* Exercise objective *
Find each line containing the string "content" and return it.

[Records about charts and figures]
------------------------------

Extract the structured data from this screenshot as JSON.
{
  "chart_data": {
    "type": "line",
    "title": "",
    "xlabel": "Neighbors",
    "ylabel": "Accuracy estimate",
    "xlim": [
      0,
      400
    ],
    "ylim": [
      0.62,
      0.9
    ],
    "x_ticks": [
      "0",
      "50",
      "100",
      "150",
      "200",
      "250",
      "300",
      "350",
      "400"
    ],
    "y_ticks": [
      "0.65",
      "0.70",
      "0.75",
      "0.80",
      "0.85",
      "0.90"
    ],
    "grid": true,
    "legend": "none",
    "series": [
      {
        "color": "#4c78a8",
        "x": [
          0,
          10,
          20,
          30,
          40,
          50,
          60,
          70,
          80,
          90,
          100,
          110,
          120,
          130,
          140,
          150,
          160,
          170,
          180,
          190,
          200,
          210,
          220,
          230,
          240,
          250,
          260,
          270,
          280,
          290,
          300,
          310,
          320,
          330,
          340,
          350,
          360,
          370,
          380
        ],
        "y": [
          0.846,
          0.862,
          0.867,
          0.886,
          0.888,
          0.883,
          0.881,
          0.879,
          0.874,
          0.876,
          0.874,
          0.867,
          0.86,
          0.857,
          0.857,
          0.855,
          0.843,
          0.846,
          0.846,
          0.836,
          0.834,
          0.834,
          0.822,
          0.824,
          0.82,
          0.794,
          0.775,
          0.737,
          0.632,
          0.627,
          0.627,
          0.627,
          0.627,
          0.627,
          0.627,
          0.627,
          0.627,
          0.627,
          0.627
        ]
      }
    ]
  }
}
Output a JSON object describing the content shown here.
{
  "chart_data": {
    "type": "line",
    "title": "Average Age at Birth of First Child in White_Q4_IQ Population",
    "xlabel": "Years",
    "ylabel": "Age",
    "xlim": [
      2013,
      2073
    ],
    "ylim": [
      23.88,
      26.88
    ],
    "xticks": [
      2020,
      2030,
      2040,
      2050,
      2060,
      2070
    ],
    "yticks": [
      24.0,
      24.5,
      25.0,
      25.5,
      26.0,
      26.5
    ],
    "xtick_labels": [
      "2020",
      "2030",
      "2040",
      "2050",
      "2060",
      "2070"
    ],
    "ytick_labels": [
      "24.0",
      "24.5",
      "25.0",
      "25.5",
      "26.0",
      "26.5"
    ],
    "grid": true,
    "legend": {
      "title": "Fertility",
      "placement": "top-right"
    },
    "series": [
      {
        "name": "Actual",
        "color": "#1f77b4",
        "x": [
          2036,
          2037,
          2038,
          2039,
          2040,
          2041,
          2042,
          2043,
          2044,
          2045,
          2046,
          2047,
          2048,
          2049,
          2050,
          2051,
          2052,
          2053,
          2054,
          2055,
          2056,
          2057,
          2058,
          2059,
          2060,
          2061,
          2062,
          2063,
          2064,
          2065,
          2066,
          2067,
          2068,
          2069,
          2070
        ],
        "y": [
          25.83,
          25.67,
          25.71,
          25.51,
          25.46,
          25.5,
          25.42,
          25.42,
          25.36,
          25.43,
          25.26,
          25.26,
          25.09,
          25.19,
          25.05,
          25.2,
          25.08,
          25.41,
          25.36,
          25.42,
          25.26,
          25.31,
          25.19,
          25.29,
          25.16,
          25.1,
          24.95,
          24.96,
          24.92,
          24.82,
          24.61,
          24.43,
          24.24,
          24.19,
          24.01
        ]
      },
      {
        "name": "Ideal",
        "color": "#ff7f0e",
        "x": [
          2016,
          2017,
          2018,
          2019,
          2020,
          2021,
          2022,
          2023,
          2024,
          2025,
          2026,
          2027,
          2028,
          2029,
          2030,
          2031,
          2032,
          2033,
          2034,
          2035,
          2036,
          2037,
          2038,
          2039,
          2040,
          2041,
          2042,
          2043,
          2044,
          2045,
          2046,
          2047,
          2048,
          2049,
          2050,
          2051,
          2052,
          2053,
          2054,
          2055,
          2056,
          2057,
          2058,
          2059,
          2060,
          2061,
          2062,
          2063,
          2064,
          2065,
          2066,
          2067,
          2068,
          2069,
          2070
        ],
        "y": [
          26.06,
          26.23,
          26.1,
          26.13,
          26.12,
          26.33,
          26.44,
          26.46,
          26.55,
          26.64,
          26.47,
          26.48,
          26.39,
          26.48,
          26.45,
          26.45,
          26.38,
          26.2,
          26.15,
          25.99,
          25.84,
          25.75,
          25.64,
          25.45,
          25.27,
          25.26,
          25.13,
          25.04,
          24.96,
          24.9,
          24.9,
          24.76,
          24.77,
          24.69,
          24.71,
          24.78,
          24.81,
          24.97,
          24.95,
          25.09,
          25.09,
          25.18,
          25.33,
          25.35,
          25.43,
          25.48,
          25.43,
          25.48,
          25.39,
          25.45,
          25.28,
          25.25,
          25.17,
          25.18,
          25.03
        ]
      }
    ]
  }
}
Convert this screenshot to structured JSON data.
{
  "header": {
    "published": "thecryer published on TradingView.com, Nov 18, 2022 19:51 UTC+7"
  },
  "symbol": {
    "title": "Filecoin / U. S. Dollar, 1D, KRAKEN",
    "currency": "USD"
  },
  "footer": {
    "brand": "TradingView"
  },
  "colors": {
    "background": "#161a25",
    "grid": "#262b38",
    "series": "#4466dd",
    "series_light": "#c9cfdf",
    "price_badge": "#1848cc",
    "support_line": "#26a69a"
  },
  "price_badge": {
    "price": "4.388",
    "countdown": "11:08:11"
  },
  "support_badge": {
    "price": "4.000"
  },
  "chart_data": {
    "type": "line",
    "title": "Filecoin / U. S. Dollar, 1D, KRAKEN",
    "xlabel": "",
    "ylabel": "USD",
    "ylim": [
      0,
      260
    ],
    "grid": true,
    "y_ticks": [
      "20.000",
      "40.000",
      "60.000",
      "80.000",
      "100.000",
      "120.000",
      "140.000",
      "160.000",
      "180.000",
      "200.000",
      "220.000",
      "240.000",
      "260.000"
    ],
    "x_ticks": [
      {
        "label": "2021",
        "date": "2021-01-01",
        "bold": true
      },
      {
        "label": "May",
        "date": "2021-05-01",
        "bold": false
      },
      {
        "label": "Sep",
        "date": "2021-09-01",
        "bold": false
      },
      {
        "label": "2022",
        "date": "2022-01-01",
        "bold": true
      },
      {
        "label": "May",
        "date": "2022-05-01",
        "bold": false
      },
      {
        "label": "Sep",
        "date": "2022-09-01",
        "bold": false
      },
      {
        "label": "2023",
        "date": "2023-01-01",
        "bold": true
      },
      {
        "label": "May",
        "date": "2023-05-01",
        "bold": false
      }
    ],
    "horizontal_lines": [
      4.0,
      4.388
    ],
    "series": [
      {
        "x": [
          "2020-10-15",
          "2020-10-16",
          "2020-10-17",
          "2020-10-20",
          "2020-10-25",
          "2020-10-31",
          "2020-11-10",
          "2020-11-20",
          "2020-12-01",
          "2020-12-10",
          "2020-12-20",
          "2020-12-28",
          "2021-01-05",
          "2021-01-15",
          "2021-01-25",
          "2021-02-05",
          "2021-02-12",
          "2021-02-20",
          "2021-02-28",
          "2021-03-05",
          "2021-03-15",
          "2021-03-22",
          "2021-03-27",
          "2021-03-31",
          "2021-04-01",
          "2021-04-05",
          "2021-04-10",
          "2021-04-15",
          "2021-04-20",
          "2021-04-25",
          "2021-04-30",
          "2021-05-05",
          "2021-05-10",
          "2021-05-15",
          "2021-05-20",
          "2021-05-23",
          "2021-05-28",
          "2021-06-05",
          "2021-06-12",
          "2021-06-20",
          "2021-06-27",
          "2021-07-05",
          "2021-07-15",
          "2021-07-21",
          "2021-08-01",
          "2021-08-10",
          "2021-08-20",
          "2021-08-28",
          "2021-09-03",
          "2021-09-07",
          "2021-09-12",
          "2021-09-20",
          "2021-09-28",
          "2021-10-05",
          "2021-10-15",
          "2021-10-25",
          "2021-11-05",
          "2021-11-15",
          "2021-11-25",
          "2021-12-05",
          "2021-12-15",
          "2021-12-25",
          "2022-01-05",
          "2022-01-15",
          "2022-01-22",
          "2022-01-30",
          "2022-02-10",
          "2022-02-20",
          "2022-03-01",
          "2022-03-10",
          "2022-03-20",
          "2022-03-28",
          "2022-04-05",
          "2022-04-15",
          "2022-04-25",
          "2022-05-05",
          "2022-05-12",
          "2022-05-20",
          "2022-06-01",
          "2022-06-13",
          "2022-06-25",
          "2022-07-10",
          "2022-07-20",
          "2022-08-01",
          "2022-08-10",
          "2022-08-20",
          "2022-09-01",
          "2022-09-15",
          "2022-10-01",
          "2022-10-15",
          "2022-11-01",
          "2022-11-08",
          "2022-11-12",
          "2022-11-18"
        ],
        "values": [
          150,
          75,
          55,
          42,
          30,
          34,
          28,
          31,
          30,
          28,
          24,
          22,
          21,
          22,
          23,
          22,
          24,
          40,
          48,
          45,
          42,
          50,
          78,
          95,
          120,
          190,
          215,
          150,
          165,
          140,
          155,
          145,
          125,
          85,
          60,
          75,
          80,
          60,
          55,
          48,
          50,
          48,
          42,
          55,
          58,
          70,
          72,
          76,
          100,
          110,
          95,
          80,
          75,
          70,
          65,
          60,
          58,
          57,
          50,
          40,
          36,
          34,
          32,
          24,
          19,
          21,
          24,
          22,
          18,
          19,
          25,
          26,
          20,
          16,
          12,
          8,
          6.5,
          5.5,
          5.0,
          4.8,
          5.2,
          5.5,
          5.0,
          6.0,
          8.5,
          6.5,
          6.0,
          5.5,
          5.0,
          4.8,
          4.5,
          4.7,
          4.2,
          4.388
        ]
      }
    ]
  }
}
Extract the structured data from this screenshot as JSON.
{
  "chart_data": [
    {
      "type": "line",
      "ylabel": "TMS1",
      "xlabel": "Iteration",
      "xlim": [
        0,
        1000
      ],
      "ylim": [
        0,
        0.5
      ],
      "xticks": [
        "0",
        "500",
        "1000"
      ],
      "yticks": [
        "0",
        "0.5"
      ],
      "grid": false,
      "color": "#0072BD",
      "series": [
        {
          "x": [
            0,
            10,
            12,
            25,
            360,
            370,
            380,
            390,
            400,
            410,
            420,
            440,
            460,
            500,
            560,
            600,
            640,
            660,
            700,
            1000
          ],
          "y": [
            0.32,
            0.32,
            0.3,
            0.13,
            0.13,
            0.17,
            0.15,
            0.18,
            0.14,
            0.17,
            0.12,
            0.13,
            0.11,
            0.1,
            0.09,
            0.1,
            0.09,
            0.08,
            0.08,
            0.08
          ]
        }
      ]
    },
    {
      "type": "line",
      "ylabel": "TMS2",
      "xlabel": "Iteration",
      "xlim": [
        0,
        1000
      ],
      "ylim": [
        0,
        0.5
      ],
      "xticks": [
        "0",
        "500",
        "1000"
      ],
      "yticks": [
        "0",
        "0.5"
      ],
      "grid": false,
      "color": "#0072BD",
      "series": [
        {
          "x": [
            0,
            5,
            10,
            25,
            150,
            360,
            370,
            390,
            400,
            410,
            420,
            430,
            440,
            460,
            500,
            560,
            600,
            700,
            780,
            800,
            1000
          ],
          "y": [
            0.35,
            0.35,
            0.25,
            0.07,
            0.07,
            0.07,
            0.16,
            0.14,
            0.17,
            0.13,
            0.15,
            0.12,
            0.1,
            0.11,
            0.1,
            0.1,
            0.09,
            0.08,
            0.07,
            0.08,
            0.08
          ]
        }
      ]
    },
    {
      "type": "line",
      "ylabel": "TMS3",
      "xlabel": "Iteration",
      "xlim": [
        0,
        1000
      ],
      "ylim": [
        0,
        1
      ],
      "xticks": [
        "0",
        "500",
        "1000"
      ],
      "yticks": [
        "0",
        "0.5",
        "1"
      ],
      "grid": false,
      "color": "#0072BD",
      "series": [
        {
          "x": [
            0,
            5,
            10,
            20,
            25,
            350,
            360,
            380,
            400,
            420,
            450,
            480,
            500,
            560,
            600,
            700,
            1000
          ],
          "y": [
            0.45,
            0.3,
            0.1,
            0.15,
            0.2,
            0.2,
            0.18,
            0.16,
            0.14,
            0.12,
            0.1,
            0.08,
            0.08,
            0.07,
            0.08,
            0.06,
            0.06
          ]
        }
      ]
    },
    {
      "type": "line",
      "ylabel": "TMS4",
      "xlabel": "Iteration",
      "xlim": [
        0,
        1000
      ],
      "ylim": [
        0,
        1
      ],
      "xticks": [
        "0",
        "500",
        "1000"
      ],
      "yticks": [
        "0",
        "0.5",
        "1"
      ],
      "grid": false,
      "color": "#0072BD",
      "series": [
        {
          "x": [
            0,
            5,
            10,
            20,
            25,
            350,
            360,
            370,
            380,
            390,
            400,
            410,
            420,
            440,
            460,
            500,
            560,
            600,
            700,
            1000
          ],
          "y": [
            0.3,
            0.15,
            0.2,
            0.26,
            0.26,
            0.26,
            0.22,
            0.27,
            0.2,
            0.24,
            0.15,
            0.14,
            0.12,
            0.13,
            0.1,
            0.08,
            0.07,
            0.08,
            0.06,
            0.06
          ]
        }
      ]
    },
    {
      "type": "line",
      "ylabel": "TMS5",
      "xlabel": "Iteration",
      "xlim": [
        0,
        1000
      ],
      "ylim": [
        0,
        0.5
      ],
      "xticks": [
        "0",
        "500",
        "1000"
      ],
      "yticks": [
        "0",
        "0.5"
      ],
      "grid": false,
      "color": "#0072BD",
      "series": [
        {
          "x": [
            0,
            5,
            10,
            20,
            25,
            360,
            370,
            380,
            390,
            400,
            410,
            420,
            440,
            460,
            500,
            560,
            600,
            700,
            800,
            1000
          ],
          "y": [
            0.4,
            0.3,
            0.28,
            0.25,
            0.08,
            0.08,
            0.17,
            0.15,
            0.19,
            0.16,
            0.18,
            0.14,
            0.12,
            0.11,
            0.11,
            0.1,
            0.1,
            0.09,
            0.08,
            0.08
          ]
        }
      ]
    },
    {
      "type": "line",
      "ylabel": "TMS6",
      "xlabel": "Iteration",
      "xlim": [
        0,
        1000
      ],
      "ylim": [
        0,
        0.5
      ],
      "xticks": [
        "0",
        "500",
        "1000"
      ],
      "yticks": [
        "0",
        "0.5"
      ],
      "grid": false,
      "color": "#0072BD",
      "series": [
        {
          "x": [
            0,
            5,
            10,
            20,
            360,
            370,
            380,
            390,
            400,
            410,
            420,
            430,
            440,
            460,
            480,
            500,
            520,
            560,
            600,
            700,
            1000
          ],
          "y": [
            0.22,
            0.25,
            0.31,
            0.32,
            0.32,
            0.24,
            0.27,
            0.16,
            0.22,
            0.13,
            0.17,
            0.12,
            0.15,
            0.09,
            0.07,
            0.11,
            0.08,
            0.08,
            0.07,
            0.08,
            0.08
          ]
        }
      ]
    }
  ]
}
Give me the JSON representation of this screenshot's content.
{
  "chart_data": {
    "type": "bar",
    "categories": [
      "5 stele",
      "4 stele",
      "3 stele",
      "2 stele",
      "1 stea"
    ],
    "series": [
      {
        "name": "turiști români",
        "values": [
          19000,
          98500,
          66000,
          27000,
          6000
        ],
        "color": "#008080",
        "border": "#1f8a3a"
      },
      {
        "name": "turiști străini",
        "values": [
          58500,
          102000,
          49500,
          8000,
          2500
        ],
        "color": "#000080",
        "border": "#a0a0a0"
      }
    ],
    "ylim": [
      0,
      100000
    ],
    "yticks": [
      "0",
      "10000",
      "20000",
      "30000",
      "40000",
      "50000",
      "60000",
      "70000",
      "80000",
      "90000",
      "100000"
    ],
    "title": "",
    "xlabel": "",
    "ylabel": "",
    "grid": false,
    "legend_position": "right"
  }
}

------------------------------

* Response to the exercise *
Output a JSON object describing the content shown here.
Give me the JSON representation of this screenshot's content.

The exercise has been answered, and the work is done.